TASK DIRECTIONS: Output all the data exactly. Pictures do not belong in the copy.

(Raw records)
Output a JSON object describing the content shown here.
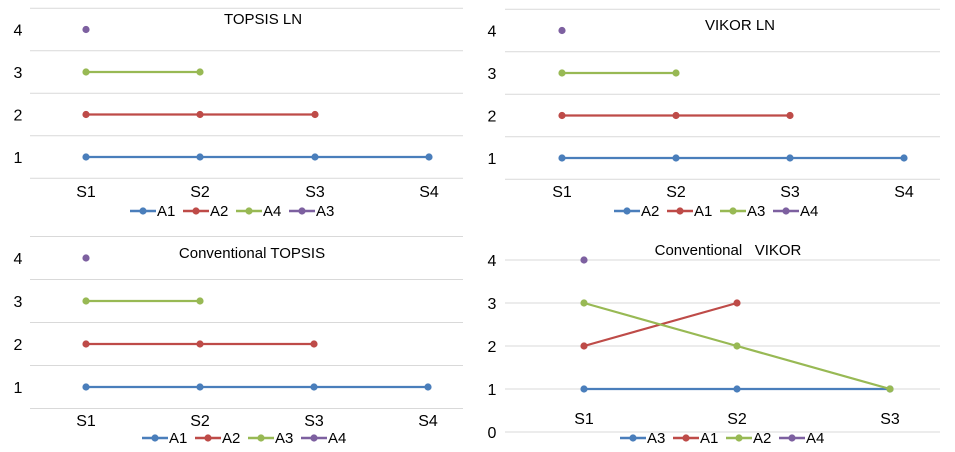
{
  "chart_data": [
    {
      "type": "line",
      "title": "TOPSIS LN",
      "categories": [
        "S1",
        "S2",
        "S3",
        "S4"
      ],
      "yticks": [
        "1",
        "2",
        "3",
        "4"
      ],
      "ylim": [
        0.5,
        4.5
      ],
      "grid": true,
      "legend": "bottom",
      "series": [
        {
          "name": "A1",
          "color": "#4a7ebb",
          "values": [
            1,
            1,
            1,
            1
          ]
        },
        {
          "name": "A2",
          "color": "#be4b48",
          "values": [
            2,
            2,
            2,
            null
          ]
        },
        {
          "name": "A4",
          "color": "#98b954",
          "values": [
            3,
            3,
            null,
            null
          ]
        },
        {
          "name": "A3",
          "color": "#7d60a0",
          "values": [
            4,
            null,
            null,
            null
          ]
        }
      ]
    },
    {
      "type": "line",
      "title": "VIKOR LN",
      "categories": [
        "S1",
        "S2",
        "S3",
        "S4"
      ],
      "yticks": [
        "1",
        "2",
        "3",
        "4"
      ],
      "ylim": [
        0.5,
        4.5
      ],
      "grid": true,
      "legend": "bottom",
      "series": [
        {
          "name": "A2",
          "color": "#4a7ebb",
          "values": [
            1,
            1,
            1,
            1
          ]
        },
        {
          "name": "A1",
          "color": "#be4b48",
          "values": [
            2,
            2,
            2,
            null
          ]
        },
        {
          "name": "A3",
          "color": "#98b954",
          "values": [
            3,
            3,
            null,
            null
          ]
        },
        {
          "name": "A4",
          "color": "#7d60a0",
          "values": [
            4,
            null,
            null,
            null
          ]
        }
      ]
    },
    {
      "type": "line",
      "title": "Conventional TOPSIS",
      "categories": [
        "S1",
        "S2",
        "S3",
        "S4"
      ],
      "yticks": [
        "1",
        "2",
        "3",
        "4"
      ],
      "ylim": [
        0.5,
        4.5
      ],
      "grid": true,
      "legend": "bottom",
      "series": [
        {
          "name": "A1",
          "color": "#4a7ebb",
          "values": [
            1,
            1,
            1,
            1
          ]
        },
        {
          "name": "A2",
          "color": "#be4b48",
          "values": [
            2,
            2,
            2,
            null
          ]
        },
        {
          "name": "A3",
          "color": "#98b954",
          "values": [
            3,
            3,
            null,
            null
          ]
        },
        {
          "name": "A4",
          "color": "#7d60a0",
          "values": [
            4,
            null,
            null,
            null
          ]
        }
      ]
    },
    {
      "type": "line",
      "title": "Conventional   VIKOR",
      "categories": [
        "S1",
        "S2",
        "S3"
      ],
      "yticks": [
        "0",
        "1",
        "2",
        "3",
        "4"
      ],
      "ylim": [
        0,
        4
      ],
      "grid": true,
      "legend": "bottom",
      "series": [
        {
          "name": "A3",
          "color": "#4a7ebb",
          "values": [
            1,
            1,
            1
          ]
        },
        {
          "name": "A1",
          "color": "#be4b48",
          "values": [
            2,
            3,
            null
          ]
        },
        {
          "name": "A2",
          "color": "#98b954",
          "values": [
            3,
            2,
            1
          ]
        },
        {
          "name": "A4",
          "color": "#7d60a0",
          "values": [
            4,
            null,
            null
          ]
        }
      ]
    }
  ]
}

FINAL ANSWER:
Output a JSON object describing the content shown here.
{
  "chart_data": [
    {
      "type": "line",
      "title": "TOPSIS LN",
      "categories": [
        "S1",
        "S2",
        "S3",
        "S4"
      ],
      "yticks": [
        "1",
        "2",
        "3",
        "4"
      ],
      "ylim": [
        0.5,
        4.5
      ],
      "grid": true,
      "legend": "bottom",
      "series": [
        {
          "name": "A1",
          "color": "#4a7ebb",
          "values": [
            1,
            1,
            1,
            1
          ]
        },
        {
          "name": "A2",
          "color": "#be4b48",
          "values": [
            2,
            2,
            2,
            null
          ]
        },
        {
          "name": "A4",
          "color": "#98b954",
          "values": [
            3,
            3,
            null,
            null
          ]
        },
        {
          "name": "A3",
          "color": "#7d60a0",
          "values": [
            4,
            null,
            null,
            null
          ]
        }
      ]
    },
    {
      "type": "line",
      "title": "VIKOR LN",
      "categories": [
        "S1",
        "S2",
        "S3",
        "S4"
      ],
      "yticks": [
        "1",
        "2",
        "3",
        "4"
      ],
      "ylim": [
        0.5,
        4.5
      ],
      "grid": true,
      "legend": "bottom",
      "series": [
        {
          "name": "A2",
          "color": "#4a7ebb",
          "values": [
            1,
            1,
            1,
            1
          ]
        },
        {
          "name": "A1",
          "color": "#be4b48",
          "values": [
            2,
            2,
            2,
            null
          ]
        },
        {
          "name": "A3",
          "color": "#98b954",
          "values": [
            3,
            3,
            null,
            null
          ]
        },
        {
          "name": "A4",
          "color": "#7d60a0",
          "values": [
            4,
            null,
            null,
            null
          ]
        }
      ]
    },
    {
      "type": "line",
      "title": "Conventional TOPSIS",
      "categories": [
        "S1",
        "S2",
        "S3",
        "S4"
      ],
      "yticks": [
        "1",
        "2",
        "3",
        "4"
      ],
      "ylim": [
        0.5,
        4.5
      ],
      "grid": true,
      "legend": "bottom",
      "series": [
        {
          "name": "A1",
          "color": "#4a7ebb",
          "values": [
            1,
            1,
            1,
            1
          ]
        },
        {
          "name": "A2",
          "color": "#be4b48",
          "values": [
            2,
            2,
            2,
            null
          ]
        },
        {
          "name": "A3",
          "color": "#98b954",
          "values": [
            3,
            3,
            null,
            null
          ]
        },
        {
          "name": "A4",
          "color": "#7d60a0",
          "values": [
            4,
            null,
            null,
            null
          ]
        }
      ]
    },
    {
      "type": "line",
      "title": "Conventional   VIKOR",
      "categories": [
        "S1",
        "S2",
        "S3"
      ],
      "yticks": [
        "0",
        "1",
        "2",
        "3",
        "4"
      ],
      "ylim": [
        0,
        4
      ],
      "grid": true,
      "legend": "bottom",
      "series": [
        {
          "name": "A3",
          "color": "#4a7ebb",
          "values": [
            1,
            1,
            1
          ]
        },
        {
          "name": "A1",
          "color": "#be4b48",
          "values": [
            2,
            3,
            null
          ]
        },
        {
          "name": "A2",
          "color": "#98b954",
          "values": [
            3,
            2,
            1
          ]
        },
        {
          "name": "A4",
          "color": "#7d60a0",
          "values": [
            4,
            null,
            null
          ]
        }
      ]
    }
  ]
}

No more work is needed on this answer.